Stored records:
# # # #

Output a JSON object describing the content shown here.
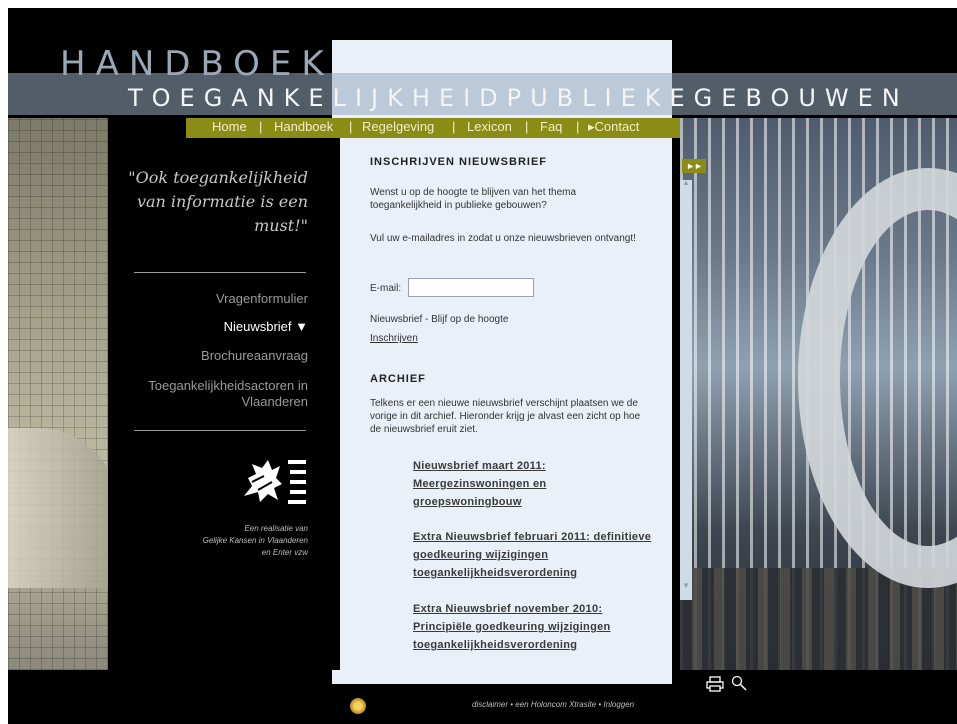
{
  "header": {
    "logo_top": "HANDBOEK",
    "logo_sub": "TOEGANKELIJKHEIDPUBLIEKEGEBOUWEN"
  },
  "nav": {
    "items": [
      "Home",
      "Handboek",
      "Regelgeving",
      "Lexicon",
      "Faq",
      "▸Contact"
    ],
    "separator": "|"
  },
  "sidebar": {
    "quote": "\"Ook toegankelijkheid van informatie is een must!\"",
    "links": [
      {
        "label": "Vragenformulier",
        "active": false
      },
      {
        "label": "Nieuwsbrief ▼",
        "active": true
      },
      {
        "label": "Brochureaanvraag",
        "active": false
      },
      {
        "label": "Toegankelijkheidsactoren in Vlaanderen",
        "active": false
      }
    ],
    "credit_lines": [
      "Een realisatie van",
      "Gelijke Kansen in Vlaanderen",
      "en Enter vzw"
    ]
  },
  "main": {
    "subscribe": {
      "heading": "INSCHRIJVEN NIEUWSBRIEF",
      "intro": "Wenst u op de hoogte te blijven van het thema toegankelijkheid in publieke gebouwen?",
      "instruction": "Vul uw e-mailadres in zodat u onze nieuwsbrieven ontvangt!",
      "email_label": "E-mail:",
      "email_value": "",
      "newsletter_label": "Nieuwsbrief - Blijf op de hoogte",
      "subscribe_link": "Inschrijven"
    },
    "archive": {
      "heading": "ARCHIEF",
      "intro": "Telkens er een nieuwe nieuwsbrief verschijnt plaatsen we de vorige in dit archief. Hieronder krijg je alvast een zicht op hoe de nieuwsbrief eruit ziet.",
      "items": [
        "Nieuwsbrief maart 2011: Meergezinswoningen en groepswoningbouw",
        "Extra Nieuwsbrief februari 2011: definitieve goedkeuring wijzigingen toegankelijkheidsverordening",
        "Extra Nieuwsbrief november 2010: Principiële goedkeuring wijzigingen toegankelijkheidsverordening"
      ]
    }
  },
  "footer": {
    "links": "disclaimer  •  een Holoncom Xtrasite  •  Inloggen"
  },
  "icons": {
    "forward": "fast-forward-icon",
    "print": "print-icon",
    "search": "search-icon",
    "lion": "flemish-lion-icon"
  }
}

# # # #

Repeat each entry exactly as it appears; skip any picture.

Output a JSON object describing the content shown here.
{
  "header": {
    "logo_top": "HANDBOEK",
    "logo_sub": "TOEGANKELIJKHEIDPUBLIEKEGEBOUWEN"
  },
  "nav": {
    "items": [
      "Home",
      "Handboek",
      "Regelgeving",
      "Lexicon",
      "Faq",
      "▸Contact"
    ],
    "separator": "|"
  },
  "sidebar": {
    "quote": "\"Ook toegankelijkheid van informatie is een must!\"",
    "links": [
      {
        "label": "Vragenformulier",
        "active": false
      },
      {
        "label": "Nieuwsbrief ▼",
        "active": true
      },
      {
        "label": "Brochureaanvraag",
        "active": false
      },
      {
        "label": "Toegankelijkheidsactoren in Vlaanderen",
        "active": false
      }
    ],
    "credit_lines": [
      "Een realisatie van",
      "Gelijke Kansen in Vlaanderen",
      "en Enter vzw"
    ]
  },
  "main": {
    "subscribe": {
      "heading": "INSCHRIJVEN NIEUWSBRIEF",
      "intro": "Wenst u op de hoogte te blijven van het thema toegankelijkheid in publieke gebouwen?",
      "instruction": "Vul uw e-mailadres in zodat u onze nieuwsbrieven ontvangt!",
      "email_label": "E-mail:",
      "email_value": "",
      "newsletter_label": "Nieuwsbrief - Blijf op de hoogte",
      "subscribe_link": "Inschrijven"
    },
    "archive": {
      "heading": "ARCHIEF",
      "intro": "Telkens er een nieuwe nieuwsbrief verschijnt plaatsen we de vorige in dit archief. Hieronder krijg je alvast een zicht op hoe de nieuwsbrief eruit ziet.",
      "items": [
        "Nieuwsbrief maart 2011: Meergezinswoningen en groepswoningbouw",
        "Extra Nieuwsbrief februari 2011: definitieve goedkeuring wijzigingen toegankelijkheidsverordening",
        "Extra Nieuwsbrief november 2010: Principiële goedkeuring wijzigingen toegankelijkheidsverordening"
      ]
    }
  },
  "footer": {
    "links": "disclaimer  •  een Holoncom Xtrasite  •  Inloggen"
  },
  "icons": {
    "forward": "fast-forward-icon",
    "print": "print-icon",
    "search": "search-icon",
    "lion": "flemish-lion-icon"
  }
}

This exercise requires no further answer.